(Material to process):
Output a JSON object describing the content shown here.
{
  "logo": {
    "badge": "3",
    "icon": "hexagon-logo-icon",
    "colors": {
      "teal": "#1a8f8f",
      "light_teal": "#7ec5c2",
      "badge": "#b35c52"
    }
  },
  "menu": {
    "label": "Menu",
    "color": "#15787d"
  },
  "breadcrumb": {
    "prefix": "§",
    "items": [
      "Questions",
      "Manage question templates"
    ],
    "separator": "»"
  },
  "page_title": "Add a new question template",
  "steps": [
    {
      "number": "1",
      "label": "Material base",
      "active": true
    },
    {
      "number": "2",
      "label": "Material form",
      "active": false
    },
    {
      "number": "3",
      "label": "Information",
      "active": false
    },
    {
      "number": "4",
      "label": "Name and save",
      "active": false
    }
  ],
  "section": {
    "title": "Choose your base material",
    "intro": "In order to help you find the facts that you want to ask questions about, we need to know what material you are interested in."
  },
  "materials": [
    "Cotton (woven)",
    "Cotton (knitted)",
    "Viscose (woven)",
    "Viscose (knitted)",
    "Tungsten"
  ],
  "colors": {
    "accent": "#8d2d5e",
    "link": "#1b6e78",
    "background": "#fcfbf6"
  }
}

(Task details): Tell how many lines of the records above hold the string "label". Give no other text.

(Task solution): 5